#### Dataset:
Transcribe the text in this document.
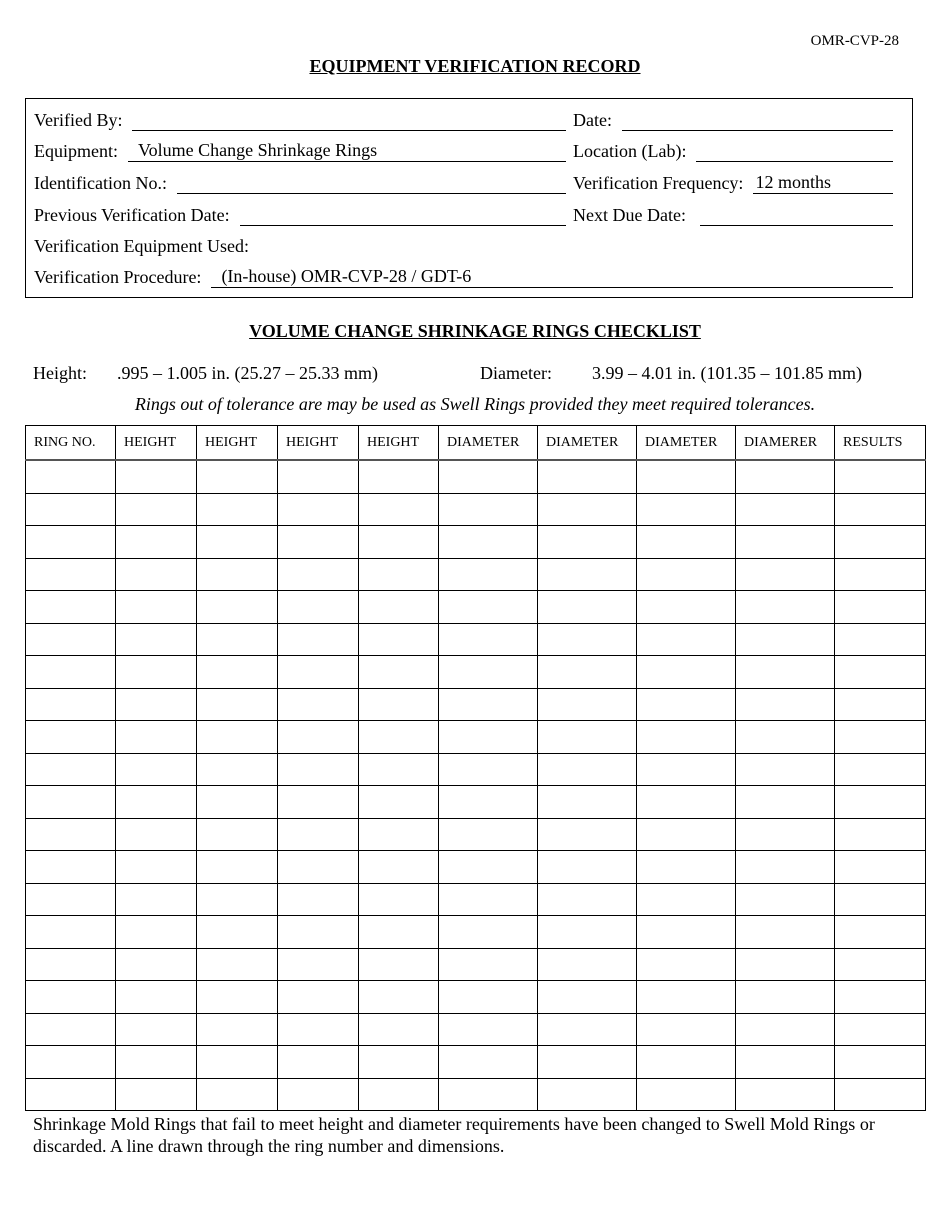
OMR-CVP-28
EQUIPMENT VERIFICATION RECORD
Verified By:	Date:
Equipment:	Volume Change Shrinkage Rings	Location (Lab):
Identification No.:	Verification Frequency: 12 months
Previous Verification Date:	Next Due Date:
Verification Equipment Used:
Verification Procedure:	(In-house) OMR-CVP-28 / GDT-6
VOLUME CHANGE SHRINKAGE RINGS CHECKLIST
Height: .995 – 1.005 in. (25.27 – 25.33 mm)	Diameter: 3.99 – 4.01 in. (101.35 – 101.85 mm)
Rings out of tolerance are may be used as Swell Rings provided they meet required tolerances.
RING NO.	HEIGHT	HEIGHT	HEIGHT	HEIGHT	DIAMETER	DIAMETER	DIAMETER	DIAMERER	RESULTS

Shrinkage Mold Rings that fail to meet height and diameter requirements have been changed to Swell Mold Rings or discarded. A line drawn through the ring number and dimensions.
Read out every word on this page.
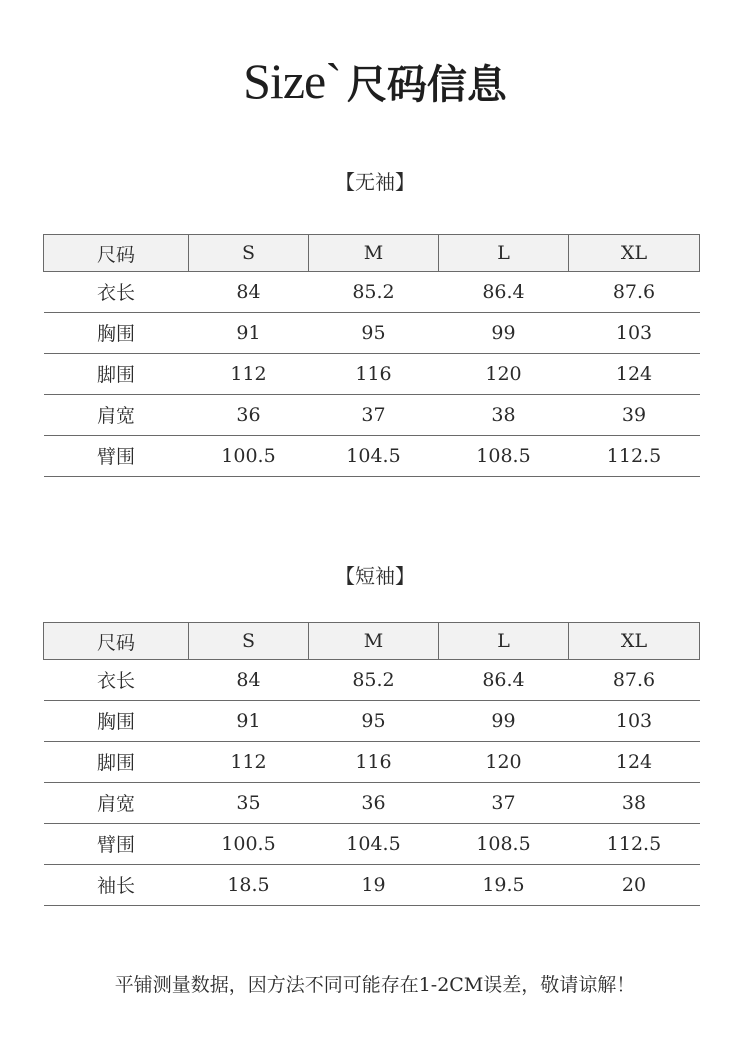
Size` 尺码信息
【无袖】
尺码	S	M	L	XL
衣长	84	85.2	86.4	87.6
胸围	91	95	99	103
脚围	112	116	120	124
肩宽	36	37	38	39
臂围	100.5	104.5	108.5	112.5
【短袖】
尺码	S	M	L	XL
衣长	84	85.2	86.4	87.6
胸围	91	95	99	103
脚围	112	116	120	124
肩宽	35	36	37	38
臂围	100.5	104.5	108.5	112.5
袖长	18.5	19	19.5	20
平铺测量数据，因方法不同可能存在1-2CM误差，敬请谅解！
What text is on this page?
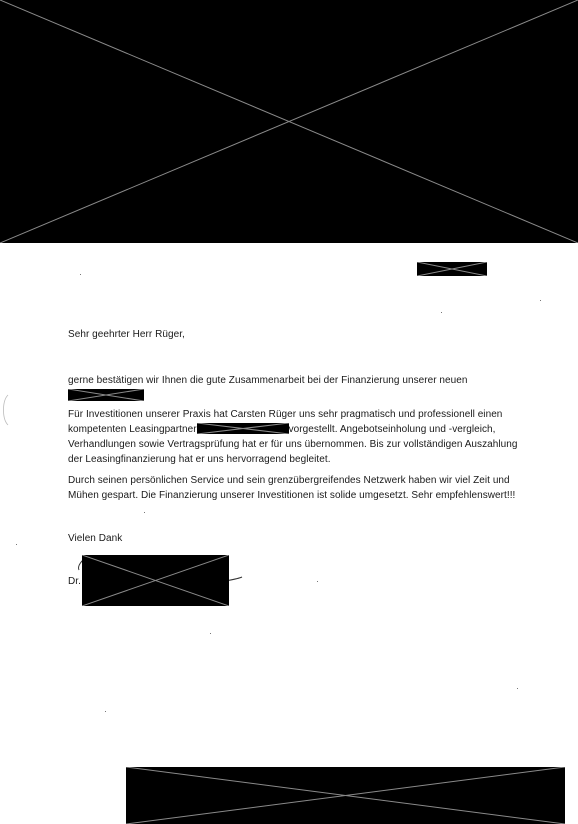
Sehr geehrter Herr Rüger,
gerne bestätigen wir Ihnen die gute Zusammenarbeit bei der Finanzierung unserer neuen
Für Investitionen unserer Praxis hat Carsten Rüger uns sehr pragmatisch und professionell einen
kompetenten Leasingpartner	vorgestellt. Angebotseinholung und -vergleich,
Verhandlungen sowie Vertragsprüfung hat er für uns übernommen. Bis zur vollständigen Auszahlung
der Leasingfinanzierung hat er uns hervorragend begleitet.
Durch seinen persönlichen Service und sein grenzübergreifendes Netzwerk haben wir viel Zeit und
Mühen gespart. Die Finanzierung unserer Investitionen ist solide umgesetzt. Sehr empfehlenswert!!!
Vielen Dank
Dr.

==

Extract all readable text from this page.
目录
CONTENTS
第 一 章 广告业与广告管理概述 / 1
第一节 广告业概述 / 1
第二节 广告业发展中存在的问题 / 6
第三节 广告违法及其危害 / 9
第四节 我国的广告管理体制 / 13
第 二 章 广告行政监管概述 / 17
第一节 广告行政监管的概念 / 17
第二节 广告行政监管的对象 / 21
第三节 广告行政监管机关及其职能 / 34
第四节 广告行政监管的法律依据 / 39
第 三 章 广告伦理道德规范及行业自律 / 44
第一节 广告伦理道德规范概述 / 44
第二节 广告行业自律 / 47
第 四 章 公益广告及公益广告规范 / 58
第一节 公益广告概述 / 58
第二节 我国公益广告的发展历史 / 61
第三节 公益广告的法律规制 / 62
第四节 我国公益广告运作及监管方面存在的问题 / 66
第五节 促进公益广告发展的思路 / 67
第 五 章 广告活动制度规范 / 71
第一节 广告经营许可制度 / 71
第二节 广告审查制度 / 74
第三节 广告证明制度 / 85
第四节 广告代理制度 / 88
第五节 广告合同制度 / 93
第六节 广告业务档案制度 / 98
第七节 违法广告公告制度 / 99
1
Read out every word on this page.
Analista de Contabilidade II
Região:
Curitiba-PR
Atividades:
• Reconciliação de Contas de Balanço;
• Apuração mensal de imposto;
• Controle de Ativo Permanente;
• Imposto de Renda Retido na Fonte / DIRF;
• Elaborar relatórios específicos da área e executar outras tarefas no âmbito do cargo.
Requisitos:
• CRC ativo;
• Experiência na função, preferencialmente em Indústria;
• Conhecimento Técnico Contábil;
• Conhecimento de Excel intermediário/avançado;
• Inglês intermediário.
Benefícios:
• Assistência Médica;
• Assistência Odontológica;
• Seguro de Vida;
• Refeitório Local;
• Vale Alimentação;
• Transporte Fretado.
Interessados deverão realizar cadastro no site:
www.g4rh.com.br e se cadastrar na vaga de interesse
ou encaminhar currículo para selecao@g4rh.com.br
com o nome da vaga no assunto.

#### Written request:
Identify each line in the records above that contains the word "page", and copy it out in full.

#### Task response:
Read out every word on this page.
What text is on this page?
Extract all readable text from this page.
Read out every word on this page.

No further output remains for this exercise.